Below are some records; give them all again exactly, but not the pictures.
## BEGIN RECORDS SHOWN
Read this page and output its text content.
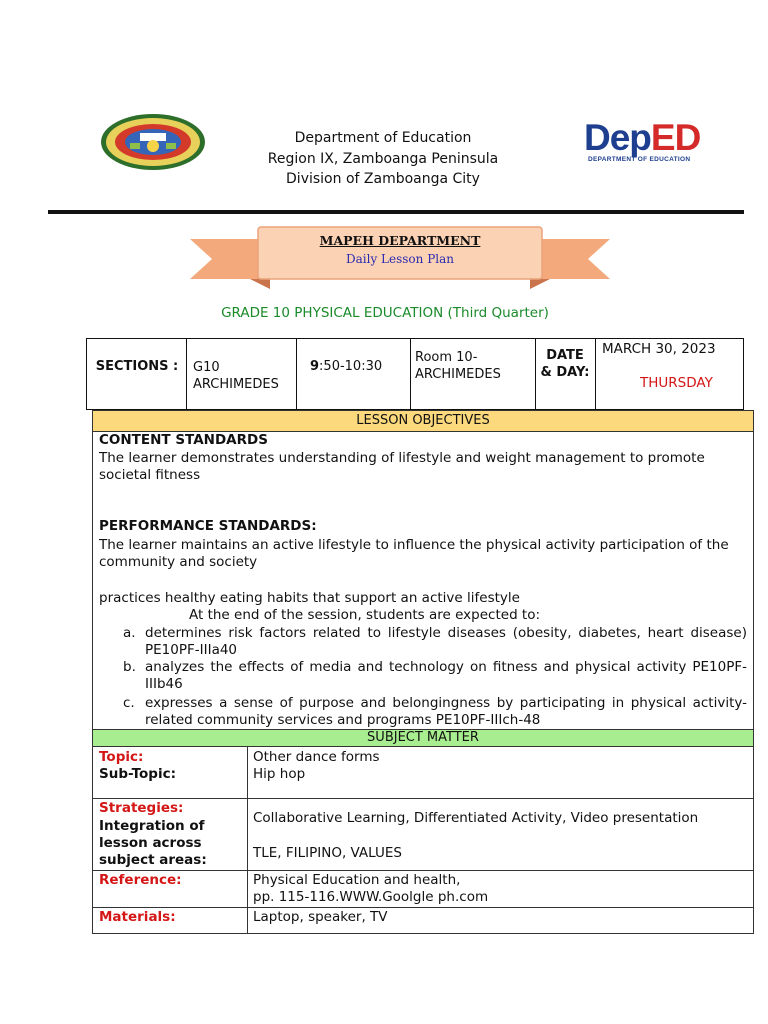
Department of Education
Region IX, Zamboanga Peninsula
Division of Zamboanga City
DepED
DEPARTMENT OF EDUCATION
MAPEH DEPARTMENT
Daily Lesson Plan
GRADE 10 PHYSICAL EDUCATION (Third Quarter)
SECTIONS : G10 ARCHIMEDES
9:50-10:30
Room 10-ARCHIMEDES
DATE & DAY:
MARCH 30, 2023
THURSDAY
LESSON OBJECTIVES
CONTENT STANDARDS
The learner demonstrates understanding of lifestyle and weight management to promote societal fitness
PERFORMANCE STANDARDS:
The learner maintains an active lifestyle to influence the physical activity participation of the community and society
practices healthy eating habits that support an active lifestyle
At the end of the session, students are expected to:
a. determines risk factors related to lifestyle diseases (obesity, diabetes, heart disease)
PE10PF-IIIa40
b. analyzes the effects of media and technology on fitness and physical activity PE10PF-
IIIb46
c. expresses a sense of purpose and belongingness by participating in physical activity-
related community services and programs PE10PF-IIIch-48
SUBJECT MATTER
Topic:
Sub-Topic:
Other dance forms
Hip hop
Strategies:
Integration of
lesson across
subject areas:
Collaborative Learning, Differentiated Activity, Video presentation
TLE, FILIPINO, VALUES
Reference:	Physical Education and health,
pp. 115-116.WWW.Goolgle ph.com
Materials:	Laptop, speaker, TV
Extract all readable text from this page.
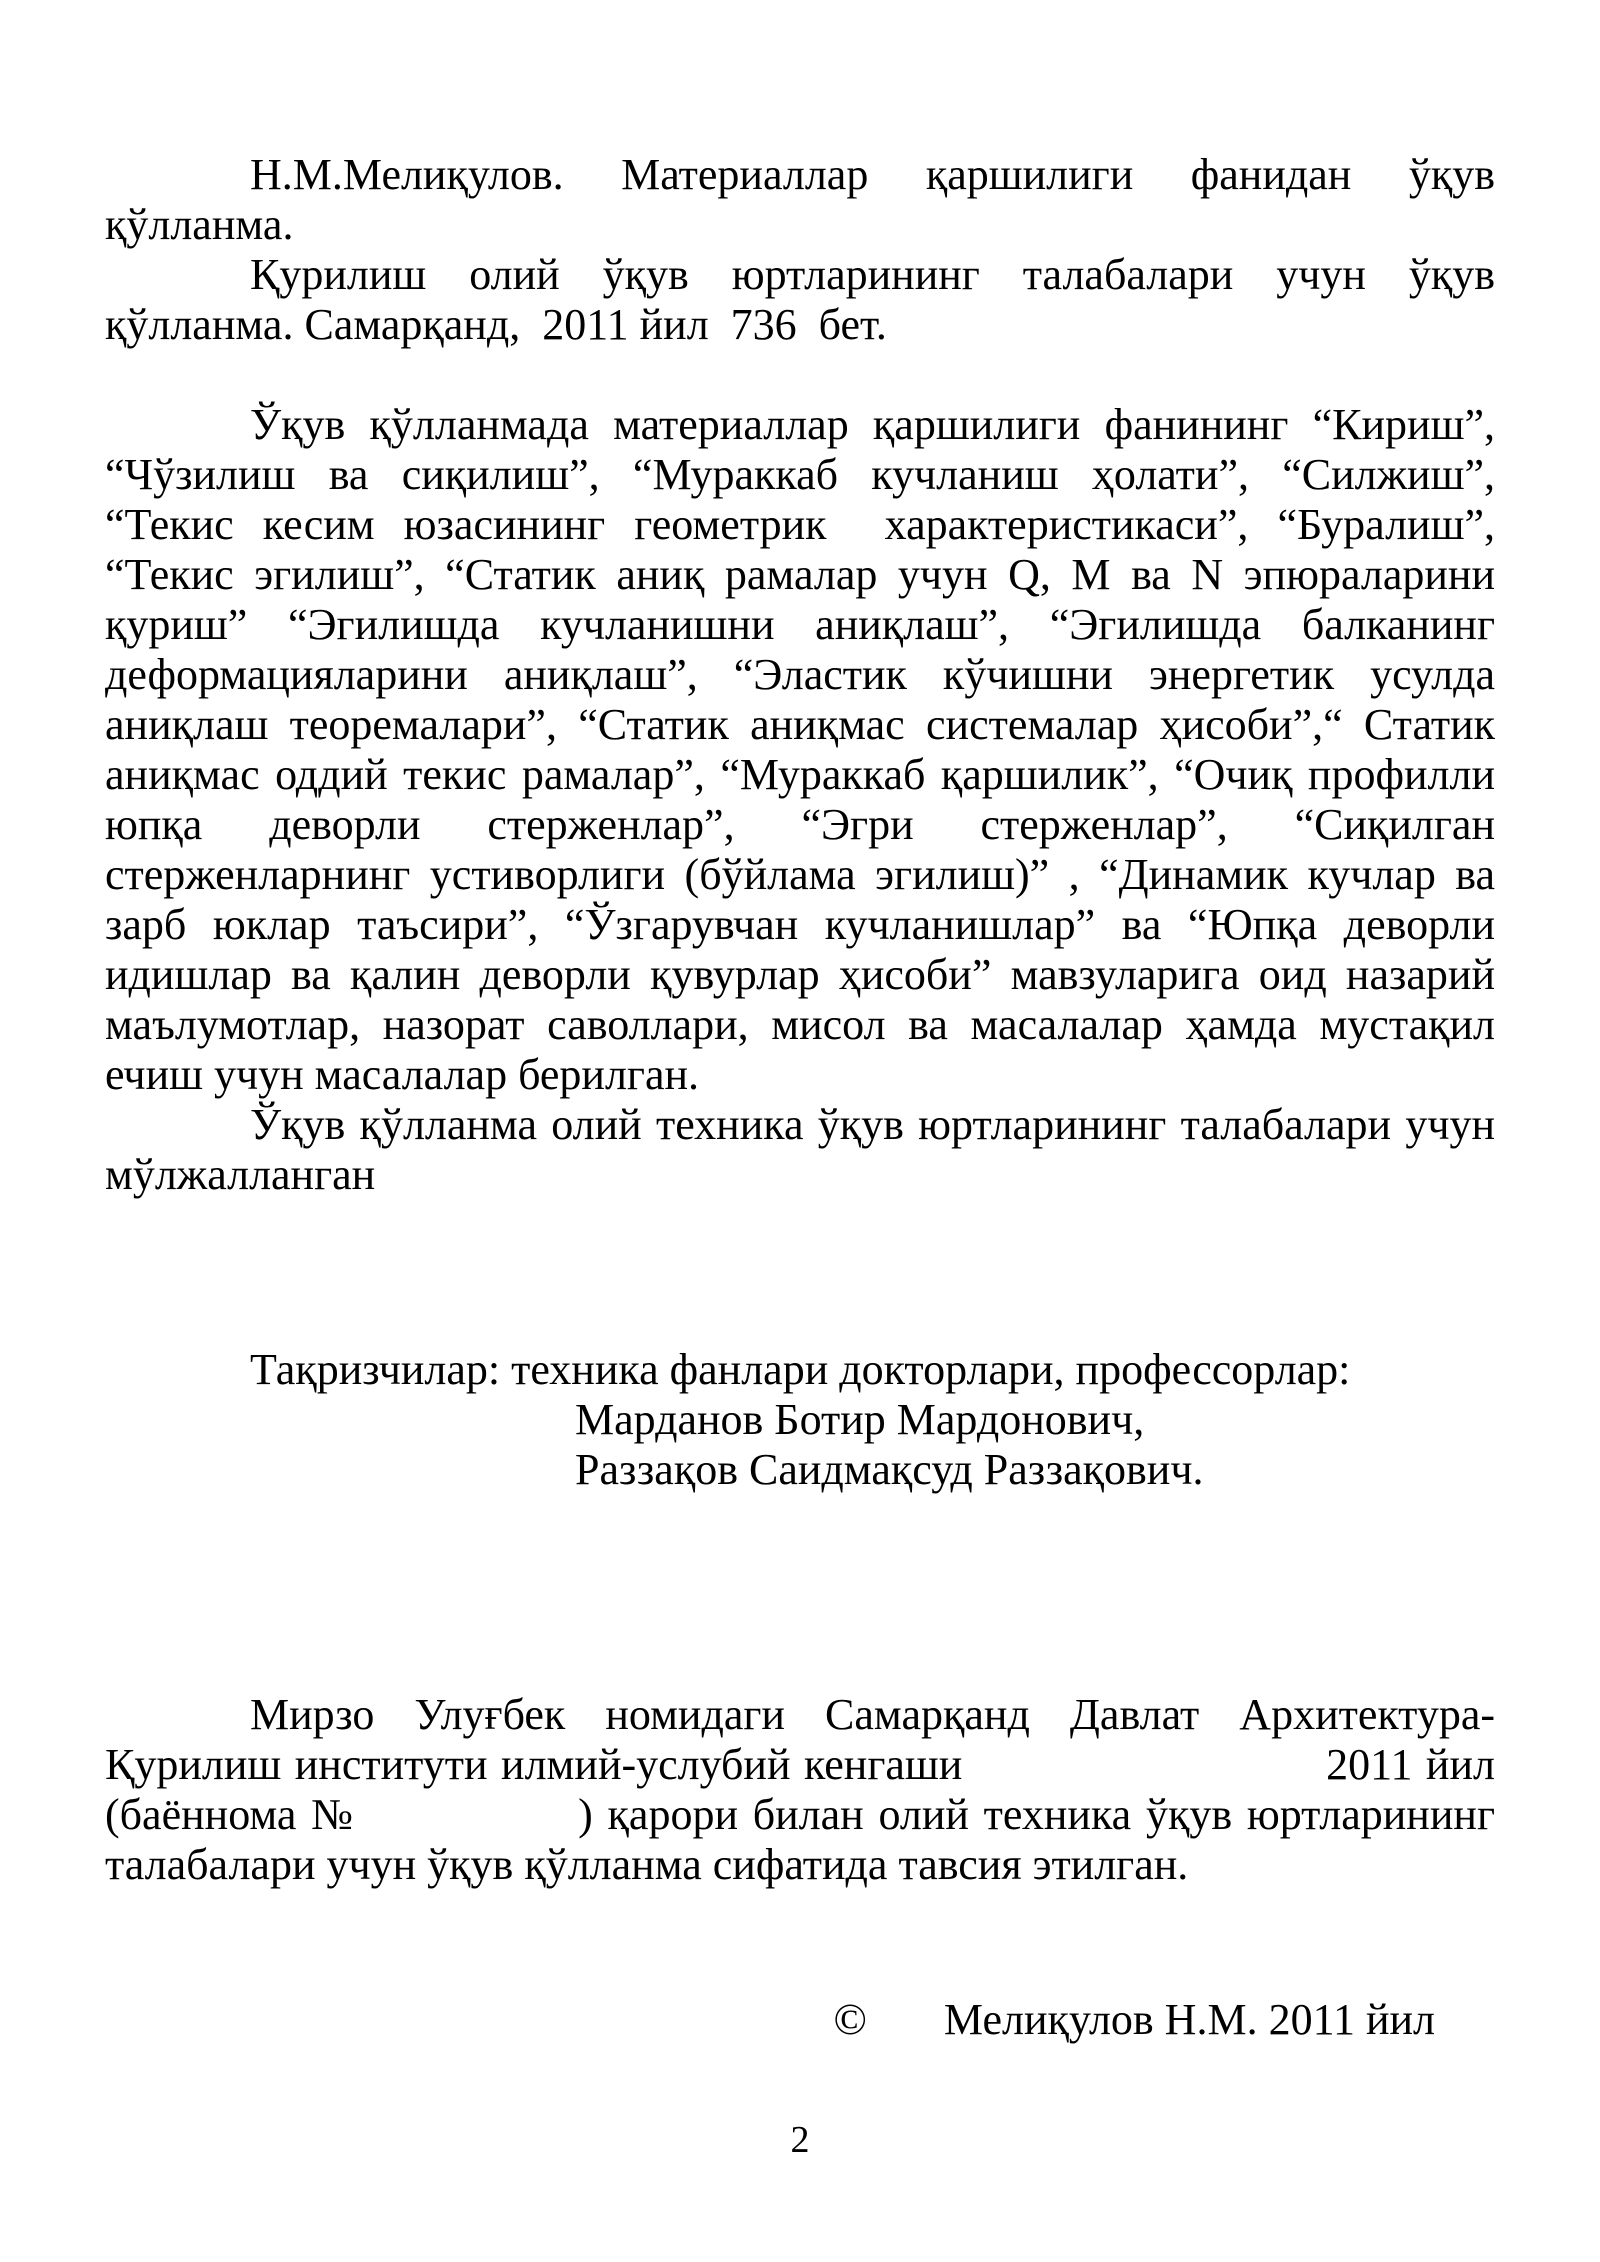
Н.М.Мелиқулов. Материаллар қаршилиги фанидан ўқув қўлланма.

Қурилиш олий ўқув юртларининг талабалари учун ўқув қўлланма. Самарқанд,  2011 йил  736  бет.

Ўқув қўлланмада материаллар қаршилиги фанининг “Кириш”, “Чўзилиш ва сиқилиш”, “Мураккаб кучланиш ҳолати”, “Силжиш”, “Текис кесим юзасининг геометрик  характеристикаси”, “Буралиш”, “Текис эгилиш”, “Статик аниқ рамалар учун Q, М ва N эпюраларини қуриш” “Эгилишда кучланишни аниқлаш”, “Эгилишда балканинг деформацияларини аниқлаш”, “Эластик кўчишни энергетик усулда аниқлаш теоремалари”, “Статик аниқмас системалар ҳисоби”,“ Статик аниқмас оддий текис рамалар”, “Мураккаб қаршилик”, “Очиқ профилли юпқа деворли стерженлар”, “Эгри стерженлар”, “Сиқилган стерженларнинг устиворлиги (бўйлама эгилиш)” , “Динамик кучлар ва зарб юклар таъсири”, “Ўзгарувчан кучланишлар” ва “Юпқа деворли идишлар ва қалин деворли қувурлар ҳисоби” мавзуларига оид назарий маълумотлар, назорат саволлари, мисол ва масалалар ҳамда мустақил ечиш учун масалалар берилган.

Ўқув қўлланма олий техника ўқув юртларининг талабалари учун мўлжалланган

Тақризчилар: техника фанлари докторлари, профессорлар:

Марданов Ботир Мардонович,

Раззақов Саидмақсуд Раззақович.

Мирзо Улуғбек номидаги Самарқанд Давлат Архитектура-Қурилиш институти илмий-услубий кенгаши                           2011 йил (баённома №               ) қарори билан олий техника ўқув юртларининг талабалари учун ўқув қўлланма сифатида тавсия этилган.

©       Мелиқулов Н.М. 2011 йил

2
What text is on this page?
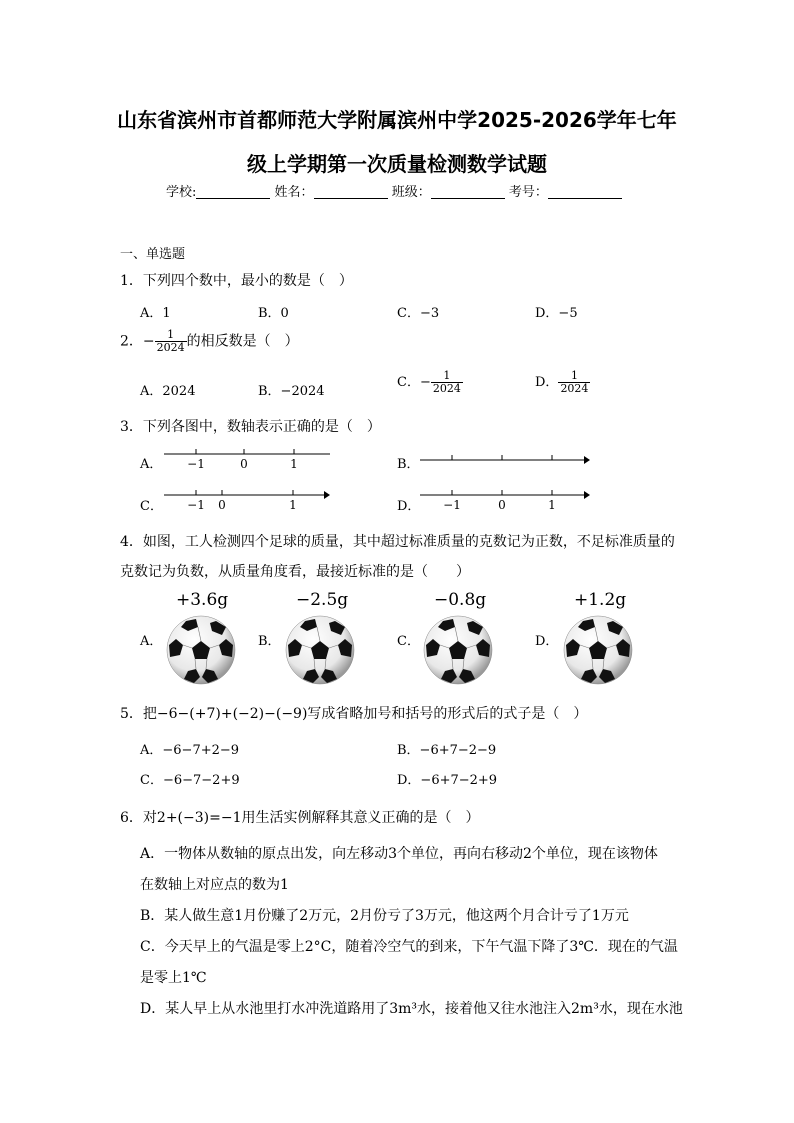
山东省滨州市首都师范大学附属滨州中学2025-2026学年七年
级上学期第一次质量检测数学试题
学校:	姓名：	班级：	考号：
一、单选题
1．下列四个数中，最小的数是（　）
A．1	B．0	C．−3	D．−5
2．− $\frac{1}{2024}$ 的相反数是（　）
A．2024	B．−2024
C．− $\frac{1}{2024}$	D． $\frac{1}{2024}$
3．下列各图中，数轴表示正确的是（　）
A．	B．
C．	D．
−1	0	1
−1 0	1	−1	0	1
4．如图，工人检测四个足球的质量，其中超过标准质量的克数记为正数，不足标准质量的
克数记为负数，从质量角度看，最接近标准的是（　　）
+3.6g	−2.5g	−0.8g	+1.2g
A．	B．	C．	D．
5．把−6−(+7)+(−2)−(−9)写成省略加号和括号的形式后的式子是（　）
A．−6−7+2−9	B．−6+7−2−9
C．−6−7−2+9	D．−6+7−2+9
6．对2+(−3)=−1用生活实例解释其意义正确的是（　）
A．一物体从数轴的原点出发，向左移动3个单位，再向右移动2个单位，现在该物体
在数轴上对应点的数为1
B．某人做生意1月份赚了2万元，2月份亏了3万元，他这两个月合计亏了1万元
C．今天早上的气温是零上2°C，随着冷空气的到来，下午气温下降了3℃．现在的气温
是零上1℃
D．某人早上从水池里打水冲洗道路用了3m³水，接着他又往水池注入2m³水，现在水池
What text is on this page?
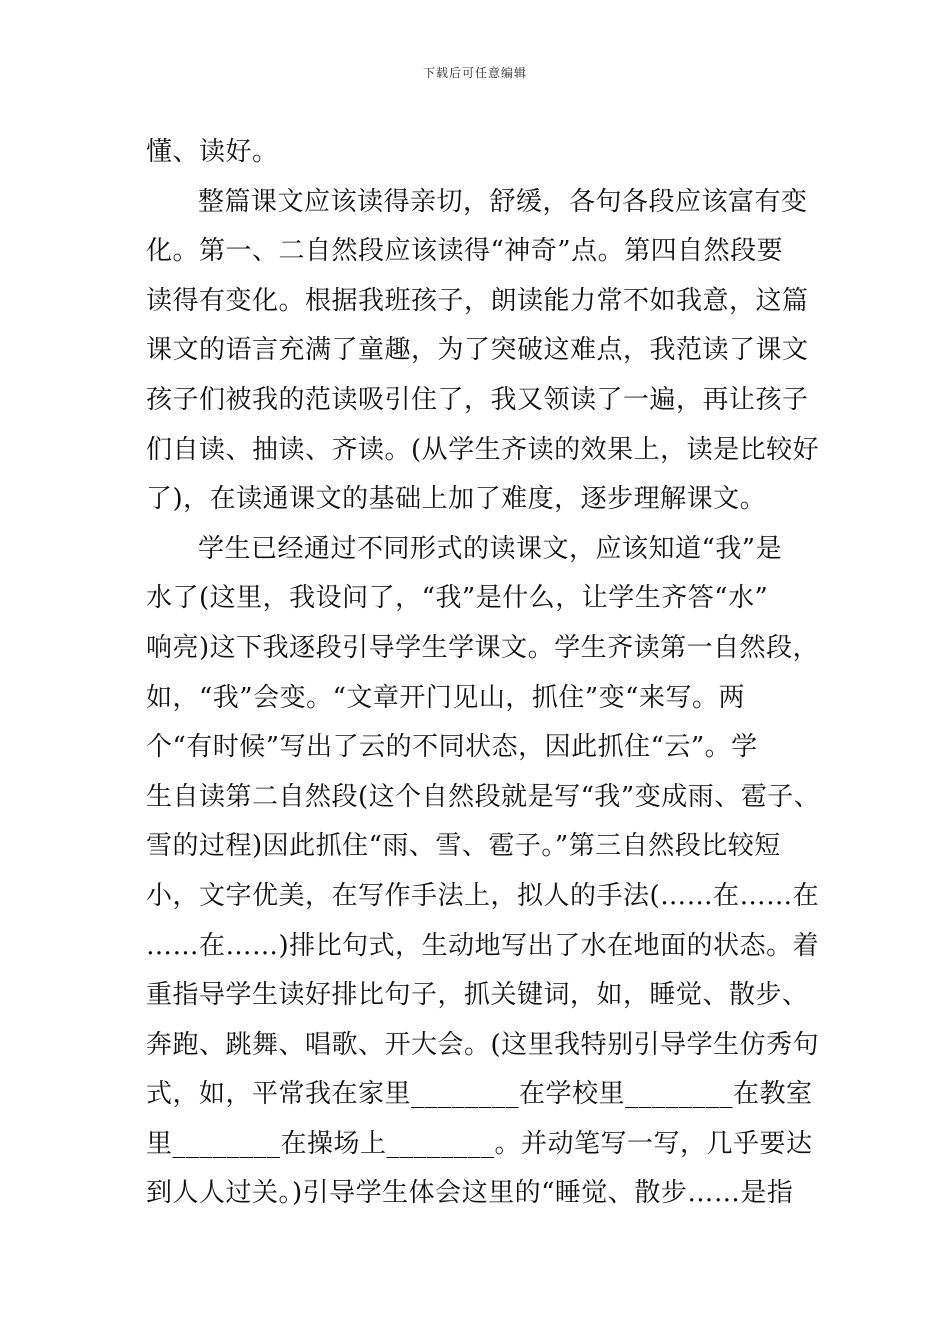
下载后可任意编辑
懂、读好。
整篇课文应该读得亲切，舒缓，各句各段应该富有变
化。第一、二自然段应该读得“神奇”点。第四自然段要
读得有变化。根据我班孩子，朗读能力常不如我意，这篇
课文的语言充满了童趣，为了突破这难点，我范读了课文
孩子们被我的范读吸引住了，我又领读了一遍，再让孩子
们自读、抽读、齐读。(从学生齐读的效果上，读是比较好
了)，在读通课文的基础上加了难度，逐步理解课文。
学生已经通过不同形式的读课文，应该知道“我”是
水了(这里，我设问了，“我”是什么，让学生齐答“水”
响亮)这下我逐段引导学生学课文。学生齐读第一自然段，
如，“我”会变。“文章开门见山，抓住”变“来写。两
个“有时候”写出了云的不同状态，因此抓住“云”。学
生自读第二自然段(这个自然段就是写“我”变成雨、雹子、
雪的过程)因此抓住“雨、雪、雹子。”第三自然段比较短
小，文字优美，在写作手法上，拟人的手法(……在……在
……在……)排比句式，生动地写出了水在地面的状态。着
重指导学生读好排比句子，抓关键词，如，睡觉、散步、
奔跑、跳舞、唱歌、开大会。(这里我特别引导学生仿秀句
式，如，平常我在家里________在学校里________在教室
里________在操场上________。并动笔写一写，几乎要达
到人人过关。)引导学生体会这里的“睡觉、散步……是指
## END RECORDS SHOWN
> COMPLETE ANSWER:
Read this page and output its text content.
Department of Education
Region IX, Zamboanga Peninsula
Division of Zamboanga City
DepED
DEPARTMENT OF EDUCATION
MAPEH DEPARTMENT
Daily Lesson Plan
GRADE 10 PHYSICAL EDUCATION (Third Quarter)
SECTIONS : G10 ARCHIMEDES
9:50-10:30
Room 10-ARCHIMEDES
DATE & DAY:
MARCH 30, 2023
THURSDAY
LESSON OBJECTIVES
CONTENT STANDARDS
The learner demonstrates understanding of lifestyle and weight management to promote societal fitness
PERFORMANCE STANDARDS:
The learner maintains an active lifestyle to influence the physical activity participation of the community and society
practices healthy eating habits that support an active lifestyle
At the end of the session, students are expected to:
a. determines risk factors related to lifestyle diseases (obesity, diabetes, heart disease)
PE10PF-IIIa40
b. analyzes the effects of media and technology on fitness and physical activity PE10PF-
IIIb46
c. expresses a sense of purpose and belongingness by participating in physical activity-
related community services and programs PE10PF-IIIch-48
SUBJECT MATTER
Topic:
Sub-Topic:
Other dance forms
Hip hop
Strategies:
Integration of
lesson across
subject areas:
Collaborative Learning, Differentiated Activity, Video presentation
TLE, FILIPINO, VALUES
Reference:	Physical Education and health,
pp. 115-116.WWW.Goolgle ph.com
Materials:	Laptop, speaker, TV
Extract all readable text from this page.
Н.М.Мелиқулов. Материаллар қаршилиги фанидан ўқув қўлланма.

Қурилиш олий ўқув юртларининг талабалари учун ўқув қўлланма. Самарқанд,  2011 йил  736  бет.

Ўқув қўлланмада материаллар қаршилиги фанининг “Кириш”, “Чўзилиш ва сиқилиш”, “Мураккаб кучланиш ҳолати”, “Силжиш”, “Текис кесим юзасининг геометрик  характеристикаси”, “Буралиш”, “Текис эгилиш”, “Статик аниқ рамалар учун Q, М ва N эпюраларини қуриш” “Эгилишда кучланишни аниқлаш”, “Эгилишда балканинг деформацияларини аниқлаш”, “Эластик кўчишни энергетик усулда аниқлаш теоремалари”, “Статик аниқмас системалар ҳисоби”,“ Статик аниқмас оддий текис рамалар”, “Мураккаб қаршилик”, “Очиқ профилли юпқа деворли стерженлар”, “Эгри стерженлар”, “Сиқилган стерженларнинг устиворлиги (бўйлама эгилиш)” , “Динамик кучлар ва зарб юклар таъсири”, “Ўзгарувчан кучланишлар” ва “Юпқа деворли идишлар ва қалин деворли қувурлар ҳисоби” мавзуларига оид назарий маълумотлар, назорат саволлари, мисол ва масалалар ҳамда мустақил ечиш учун масалалар берилган.

Ўқув қўлланма олий техника ўқув юртларининг талабалари учун мўлжалланган

Тақризчилар: техника фанлари докторлари, профессорлар:

Марданов Ботир Мардонович,

Раззақов Саидмақсуд Раззақович.

Мирзо Улуғбек номидаги Самарқанд Давлат Архитектура-Қурилиш институти илмий-услубий кенгаши                           2011 йил (баённома №               ) қарори билан олий техника ўқув юртларининг талабалари учун ўқув қўлланма сифатида тавсия этилган.

©       Мелиқулов Н.М. 2011 йил

2
What text is on this page?
山东省滨州市首都师范大学附属滨州中学2025-2026学年七年
级上学期第一次质量检测数学试题
学校:	姓名：	班级：	考号：
一、单选题
1．下列四个数中，最小的数是（　）
A．1	B．0	C．−3	D．−5
2．− $\frac{1}{2024}$ 的相反数是（　）
A．2024	B．−2024
C．− $\frac{1}{2024}$	D． $\frac{1}{2024}$
3．下列各图中，数轴表示正确的是（　）
A．	B．
C．	D．
−1	0	1
−1 0	1	−1	0	1
4．如图，工人检测四个足球的质量，其中超过标准质量的克数记为正数，不足标准质量的
克数记为负数，从质量角度看，最接近标准的是（　　）
+3.6g	−2.5g	−0.8g	+1.2g
A．	B．	C．	D．
5．把−6−(+7)+(−2)−(−9)写成省略加号和括号的形式后的式子是（　）
A．−6−7+2−9	B．−6+7−2−9
C．−6−7−2+9	D．−6+7−2+9
6．对2+(−3)=−1用生活实例解释其意义正确的是（　）
A．一物体从数轴的原点出发，向左移动3个单位，再向右移动2个单位，现在该物体
在数轴上对应点的数为1
B．某人做生意1月份赚了2万元，2月份亏了3万元，他这两个月合计亏了1万元
C．今天早上的气温是零上2°C，随着冷空气的到来，下午气温下降了3℃．现在的气温
是零上1℃
D．某人早上从水池里打水冲洗道路用了3m³水，接着他又往水池注入2m³水，现在水池
What text is on this page?
下载后可任意编辑
懂、读好。
整篇课文应该读得亲切，舒缓，各句各段应该富有变
化。第一、二自然段应该读得“神奇”点。第四自然段要
读得有变化。根据我班孩子，朗读能力常不如我意，这篇
课文的语言充满了童趣，为了突破这难点，我范读了课文
孩子们被我的范读吸引住了，我又领读了一遍，再让孩子
们自读、抽读、齐读。(从学生齐读的效果上，读是比较好
了)，在读通课文的基础上加了难度，逐步理解课文。
学生已经通过不同形式的读课文，应该知道“我”是
水了(这里，我设问了，“我”是什么，让学生齐答“水”
响亮)这下我逐段引导学生学课文。学生齐读第一自然段，
如，“我”会变。“文章开门见山，抓住”变“来写。两
个“有时候”写出了云的不同状态，因此抓住“云”。学
生自读第二自然段(这个自然段就是写“我”变成雨、雹子、
雪的过程)因此抓住“雨、雪、雹子。”第三自然段比较短
小，文字优美，在写作手法上，拟人的手法(……在……在
……在……)排比句式，生动地写出了水在地面的状态。着
重指导学生读好排比句子，抓关键词，如，睡觉、散步、
奔跑、跳舞、唱歌、开大会。(这里我特别引导学生仿秀句
式，如，平常我在家里________在学校里________在教室
里________在操场上________。并动笔写一写，几乎要达
到人人过关。)引导学生体会这里的“睡觉、散步……是指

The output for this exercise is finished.